─── Stored data

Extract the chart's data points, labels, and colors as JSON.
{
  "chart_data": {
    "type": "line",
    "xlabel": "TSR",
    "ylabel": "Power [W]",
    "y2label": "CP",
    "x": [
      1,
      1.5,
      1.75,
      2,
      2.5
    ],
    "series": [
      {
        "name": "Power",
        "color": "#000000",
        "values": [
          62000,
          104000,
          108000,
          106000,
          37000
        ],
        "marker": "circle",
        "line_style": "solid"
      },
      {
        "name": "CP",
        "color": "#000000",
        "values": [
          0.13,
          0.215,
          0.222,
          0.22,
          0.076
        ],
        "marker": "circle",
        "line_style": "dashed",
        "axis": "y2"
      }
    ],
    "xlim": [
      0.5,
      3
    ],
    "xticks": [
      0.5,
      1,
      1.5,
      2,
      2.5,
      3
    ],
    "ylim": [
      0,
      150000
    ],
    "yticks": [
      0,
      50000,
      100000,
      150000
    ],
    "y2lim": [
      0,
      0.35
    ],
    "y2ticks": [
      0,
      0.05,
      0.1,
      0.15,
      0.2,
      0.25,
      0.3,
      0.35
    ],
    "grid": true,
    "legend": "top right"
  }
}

──────

Directive: Transcribe every entry word for word.

Reply:
Extract the chart's data points, labels, and colors as JSON.
{
  "chart_data": {
    "type": "line",
    "xlabel": "TSR",
    "ylabel": "Power [W]",
    "y2label": "CP",
    "x": [
      1,
      1.5,
      1.75,
      2,
      2.5
    ],
    "series": [
      {
        "name": "Power",
        "color": "#000000",
        "values": [
          62000,
          104000,
          108000,
          106000,
          37000
        ],
        "marker": "circle",
        "line_style": "solid"
      },
      {
        "name": "CP",
        "color": "#000000",
        "values": [
          0.13,
          0.215,
          0.222,
          0.22,
          0.076
        ],
        "marker": "circle",
        "line_style": "dashed",
        "axis": "y2"
      }
    ],
    "xlim": [
      0.5,
      3
    ],
    "xticks": [
      0.5,
      1,
      1.5,
      2,
      2.5,
      3
    ],
    "ylim": [
      0,
      150000
    ],
    "yticks": [
      0,
      50000,
      100000,
      150000
    ],
    "y2lim": [
      0,
      0.35
    ],
    "y2ticks": [
      0,
      0.05,
      0.1,
      0.15,
      0.2,
      0.25,
      0.3,
      0.35
    ],
    "grid": true,
    "legend": "top right"
  }
}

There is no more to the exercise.